# [Work task]
From the entries below, return every line that includes the word "circular".

+===+

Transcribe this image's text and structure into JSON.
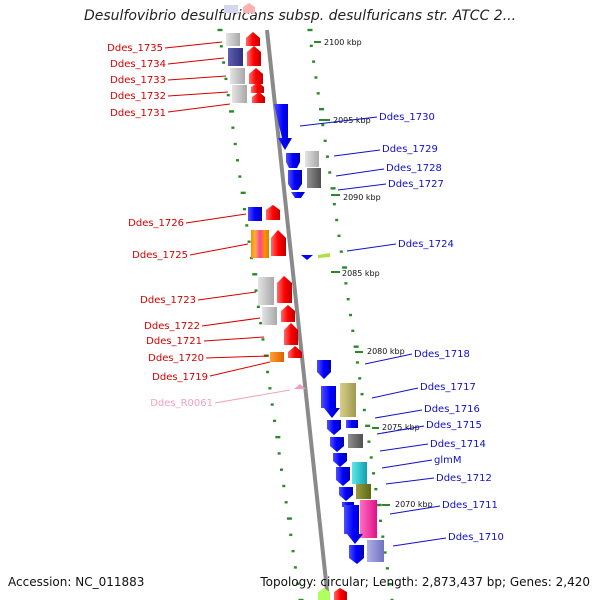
{
  "title": "Desulfovibrio desulfuricans subsp. desulfuricans str. ATCC 2...",
  "footer": {
    "accession": "Accession: NC_011883",
    "stats": "Topology: circular; Length: 2,873,437 bp; Genes: 2,420"
  },
  "ruler": [
    {
      "label": "2100 kbp"
    },
    {
      "label": "2095 kbp"
    },
    {
      "label": "2090 kbp"
    },
    {
      "label": "2085 kbp"
    },
    {
      "label": "2080 kbp"
    },
    {
      "label": "2075 kbp"
    },
    {
      "label": "2070 kbp"
    }
  ],
  "left_labels": [
    {
      "text": "Ddes_1735",
      "color": "#d40000"
    },
    {
      "text": "Ddes_1734",
      "color": "#d40000"
    },
    {
      "text": "Ddes_1733",
      "color": "#d40000"
    },
    {
      "text": "Ddes_1732",
      "color": "#d40000"
    },
    {
      "text": "Ddes_1731",
      "color": "#d40000"
    },
    {
      "text": "Ddes_1726",
      "color": "#d40000"
    },
    {
      "text": "Ddes_1725",
      "color": "#d40000"
    },
    {
      "text": "Ddes_1723",
      "color": "#d40000"
    },
    {
      "text": "Ddes_1722",
      "color": "#d40000"
    },
    {
      "text": "Ddes_1721",
      "color": "#d40000"
    },
    {
      "text": "Ddes_1720",
      "color": "#d40000"
    },
    {
      "text": "Ddes_1719",
      "color": "#d40000"
    },
    {
      "text": "Ddes_R0061",
      "color": "#f4a0c0"
    }
  ],
  "right_labels": [
    {
      "text": "Ddes_1730",
      "color": "#1010c8"
    },
    {
      "text": "Ddes_1729",
      "color": "#1010c8"
    },
    {
      "text": "Ddes_1728",
      "color": "#1010c8"
    },
    {
      "text": "Ddes_1727",
      "color": "#1010c8"
    },
    {
      "text": "Ddes_1724",
      "color": "#1010c8"
    },
    {
      "text": "Ddes_1718",
      "color": "#1010c8"
    },
    {
      "text": "Ddes_1717",
      "color": "#1010c8"
    },
    {
      "text": "Ddes_1716",
      "color": "#1010c8"
    },
    {
      "text": "Ddes_1715",
      "color": "#1010c8"
    },
    {
      "text": "Ddes_1714",
      "color": "#1010c8"
    },
    {
      "text": "glmM",
      "color": "#1010c8"
    },
    {
      "text": "Ddes_1712",
      "color": "#1010c8"
    },
    {
      "text": "Ddes_1711",
      "color": "#1010c8"
    },
    {
      "text": "Ddes_1710",
      "color": "#1010c8"
    }
  ],
  "colors": {
    "forward_strand": "#ff0000",
    "reverse_strand": "#0000ff",
    "backbone": "#8a8a8a",
    "ruler_dots": "#2a8a2a",
    "rna": "#f4a0c0"
  }
}
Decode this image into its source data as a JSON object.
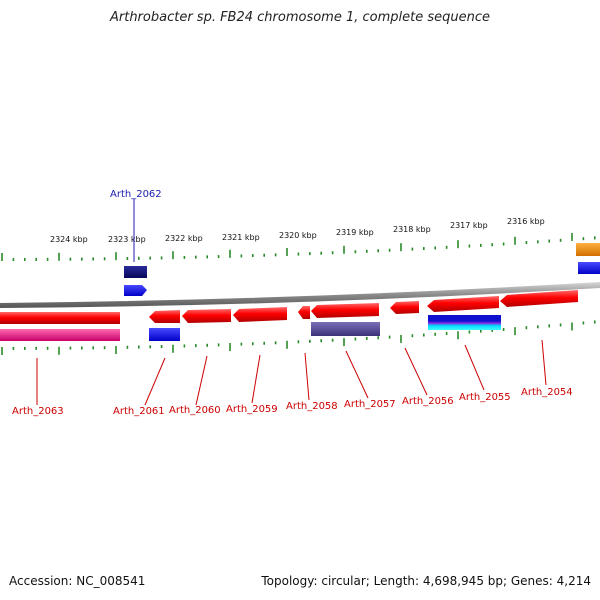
{
  "title": "Arthrobacter sp. FB24 chromosome 1, complete sequence",
  "accession": "Accession: NC_008541",
  "summary": "Topology: circular; Length: 4,698,945 bp; Genes: 4,214",
  "ticks": [
    "2324 kbp",
    "2323 kbp",
    "2322 kbp",
    "2321 kbp",
    "2320 kbp",
    "2319 kbp",
    "2318 kbp",
    "2317 kbp",
    "2316 kbp"
  ],
  "genes": [
    {
      "id": "Arth_2062",
      "strand": "top",
      "color": "#1b1bb0"
    },
    {
      "id": "Arth_2063",
      "strand": "bottom",
      "color": "#cc0000"
    },
    {
      "id": "Arth_2061",
      "strand": "bottom",
      "color": "#cc0000"
    },
    {
      "id": "Arth_2060",
      "strand": "bottom",
      "color": "#cc0000"
    },
    {
      "id": "Arth_2059",
      "strand": "bottom",
      "color": "#cc0000"
    },
    {
      "id": "Arth_2058",
      "strand": "bottom",
      "color": "#cc0000"
    },
    {
      "id": "Arth_2057",
      "strand": "bottom",
      "color": "#cc0000"
    },
    {
      "id": "Arth_2056",
      "strand": "bottom",
      "color": "#cc0000"
    },
    {
      "id": "Arth_2055",
      "strand": "bottom",
      "color": "#cc0000"
    },
    {
      "id": "Arth_2054",
      "strand": "bottom",
      "color": "#cc0000"
    }
  ],
  "colors": {
    "cds": "#ee1111",
    "tick": "#2a8a2a",
    "backbone": "#888888",
    "label_top": "#1b1bb0",
    "label_bottom": "#cc0000"
  }
}
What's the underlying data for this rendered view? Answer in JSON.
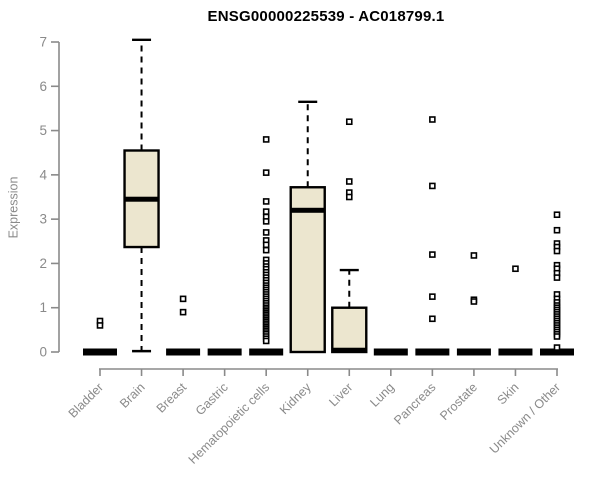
{
  "colors": {
    "box_fill": "#ECE6CF",
    "box_stroke": "#000000",
    "median": "#000000",
    "outlier_fill": "#FFFFFF",
    "axis": "#8a8a8a",
    "tick_text": "#8a8a8a",
    "title_text": "#000000",
    "background": "#FFFFFF"
  },
  "chart_data": {
    "type": "boxplot",
    "title": "ENSG00000225539 - AC018799.1",
    "xlabel": "",
    "ylabel": "Expression",
    "ylim": [
      0,
      7
    ],
    "yticks": [
      0,
      1,
      2,
      3,
      4,
      5,
      6,
      7
    ],
    "grid": false,
    "legend": false,
    "categories": [
      "Bladder",
      "Brain",
      "Breast",
      "Gastric",
      "Hematopoietic cells",
      "Kidney",
      "Liver",
      "Lung",
      "Pancreas",
      "Prostate",
      "Skin",
      "Unknown / Other"
    ],
    "boxes": [
      {
        "category": "Bladder",
        "q1": 0,
        "median": 0,
        "q3": 0,
        "whisker_low": 0,
        "whisker_high": 0,
        "outliers": [
          0.7,
          0.6
        ]
      },
      {
        "category": "Brain",
        "q1": 2.37,
        "median": 3.45,
        "q3": 4.55,
        "whisker_low": 0.02,
        "whisker_high": 7.05,
        "outliers": []
      },
      {
        "category": "Breast",
        "q1": 0,
        "median": 0,
        "q3": 0,
        "whisker_low": 0,
        "whisker_high": 0,
        "outliers": [
          1.2,
          0.9
        ]
      },
      {
        "category": "Gastric",
        "q1": 0,
        "median": 0,
        "q3": 0,
        "whisker_low": 0,
        "whisker_high": 0,
        "outliers": []
      },
      {
        "category": "Hematopoietic cells",
        "q1": 0,
        "median": 0,
        "q3": 0,
        "whisker_low": 0,
        "whisker_high": 0,
        "outliers": [
          4.8,
          4.05,
          3.4,
          3.17,
          3.05,
          2.95,
          2.7,
          2.52,
          2.42,
          2.3,
          2.08,
          2.0,
          1.93,
          1.87,
          1.8,
          1.74,
          1.68,
          1.62,
          1.56,
          1.5,
          1.45,
          1.4,
          1.35,
          1.3,
          1.25,
          1.2,
          1.15,
          1.1,
          1.05,
          1.0,
          0.96,
          0.92,
          0.88,
          0.84,
          0.8,
          0.76,
          0.72,
          0.68,
          0.64,
          0.6,
          0.56,
          0.52,
          0.48,
          0.44,
          0.4,
          0.35,
          0.3,
          0.25
        ]
      },
      {
        "category": "Kidney",
        "q1": 0,
        "median": 3.2,
        "q3": 3.72,
        "whisker_low": 0,
        "whisker_high": 5.65,
        "outliers": []
      },
      {
        "category": "Liver",
        "q1": 0,
        "median": 0.04,
        "q3": 1.0,
        "whisker_low": 0,
        "whisker_high": 1.85,
        "outliers": [
          5.2,
          3.85,
          3.6,
          3.5
        ]
      },
      {
        "category": "Lung",
        "q1": 0,
        "median": 0,
        "q3": 0,
        "whisker_low": 0,
        "whisker_high": 0,
        "outliers": []
      },
      {
        "category": "Pancreas",
        "q1": 0,
        "median": 0,
        "q3": 0,
        "whisker_low": 0,
        "whisker_high": 0,
        "outliers": [
          5.25,
          3.75,
          2.2,
          1.25,
          0.75
        ]
      },
      {
        "category": "Prostate",
        "q1": 0,
        "median": 0,
        "q3": 0,
        "whisker_low": 0,
        "whisker_high": 0,
        "outliers": [
          2.18,
          1.18,
          1.14
        ]
      },
      {
        "category": "Skin",
        "q1": 0,
        "median": 0,
        "q3": 0,
        "whisker_low": 0,
        "whisker_high": 0,
        "outliers": [
          1.88
        ]
      },
      {
        "category": "Unknown / Other",
        "q1": 0,
        "median": 0,
        "q3": 0,
        "whisker_low": 0,
        "whisker_high": 0,
        "outliers": [
          3.1,
          2.75,
          2.45,
          2.37,
          2.28,
          1.96,
          1.88,
          1.78,
          1.68,
          1.3,
          1.2,
          1.12,
          1.05,
          1.0,
          0.95,
          0.9,
          0.85,
          0.8,
          0.75,
          0.7,
          0.65,
          0.6,
          0.55,
          0.5,
          0.45,
          0.4,
          0.35,
          0.1
        ]
      }
    ]
  }
}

+===+

# [The completed task]
    "stats": "Topology: circular; Length: 2,873,437 bp; Genes: 2,420"
  "summary": "Topology: circular; Length: 4,698,945 bp; Genes: 4,214",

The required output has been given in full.